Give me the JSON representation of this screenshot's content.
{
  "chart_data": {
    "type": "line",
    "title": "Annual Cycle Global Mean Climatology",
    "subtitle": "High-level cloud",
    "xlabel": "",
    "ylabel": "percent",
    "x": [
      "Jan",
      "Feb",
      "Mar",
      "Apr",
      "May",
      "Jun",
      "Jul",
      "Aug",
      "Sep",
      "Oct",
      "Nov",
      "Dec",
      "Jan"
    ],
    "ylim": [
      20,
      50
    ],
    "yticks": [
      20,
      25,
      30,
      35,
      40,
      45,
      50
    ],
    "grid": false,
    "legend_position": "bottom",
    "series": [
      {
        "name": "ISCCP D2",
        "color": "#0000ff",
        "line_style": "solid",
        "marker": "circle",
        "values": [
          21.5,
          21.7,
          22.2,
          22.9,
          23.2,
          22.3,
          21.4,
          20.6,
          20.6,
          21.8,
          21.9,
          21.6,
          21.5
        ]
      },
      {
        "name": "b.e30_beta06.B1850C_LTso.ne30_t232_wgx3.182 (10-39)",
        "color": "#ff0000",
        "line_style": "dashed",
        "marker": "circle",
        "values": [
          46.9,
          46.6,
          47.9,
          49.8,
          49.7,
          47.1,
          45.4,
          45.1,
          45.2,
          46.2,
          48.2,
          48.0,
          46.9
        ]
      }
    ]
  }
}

• [Set problem]: Print every record exactly as it was given.

• [Result for this exercise]:
Give me the JSON representation of this screenshot's content.
{
  "chart_data": {
    "type": "line",
    "title": "Annual Cycle Global Mean Climatology",
    "subtitle": "High-level cloud",
    "xlabel": "",
    "ylabel": "percent",
    "x": [
      "Jan",
      "Feb",
      "Mar",
      "Apr",
      "May",
      "Jun",
      "Jul",
      "Aug",
      "Sep",
      "Oct",
      "Nov",
      "Dec",
      "Jan"
    ],
    "ylim": [
      20,
      50
    ],
    "yticks": [
      20,
      25,
      30,
      35,
      40,
      45,
      50
    ],
    "grid": false,
    "legend_position": "bottom",
    "series": [
      {
        "name": "ISCCP D2",
        "color": "#0000ff",
        "line_style": "solid",
        "marker": "circle",
        "values": [
          21.5,
          21.7,
          22.2,
          22.9,
          23.2,
          22.3,
          21.4,
          20.6,
          20.6,
          21.8,
          21.9,
          21.6,
          21.5
        ]
      },
      {
        "name": "b.e30_beta06.B1850C_LTso.ne30_t232_wgx3.182 (10-39)",
        "color": "#ff0000",
        "line_style": "dashed",
        "marker": "circle",
        "values": [
          46.9,
          46.6,
          47.9,
          49.8,
          49.7,
          47.1,
          45.4,
          45.1,
          45.2,
          46.2,
          48.2,
          48.0,
          46.9
        ]
      }
    ]
  }
}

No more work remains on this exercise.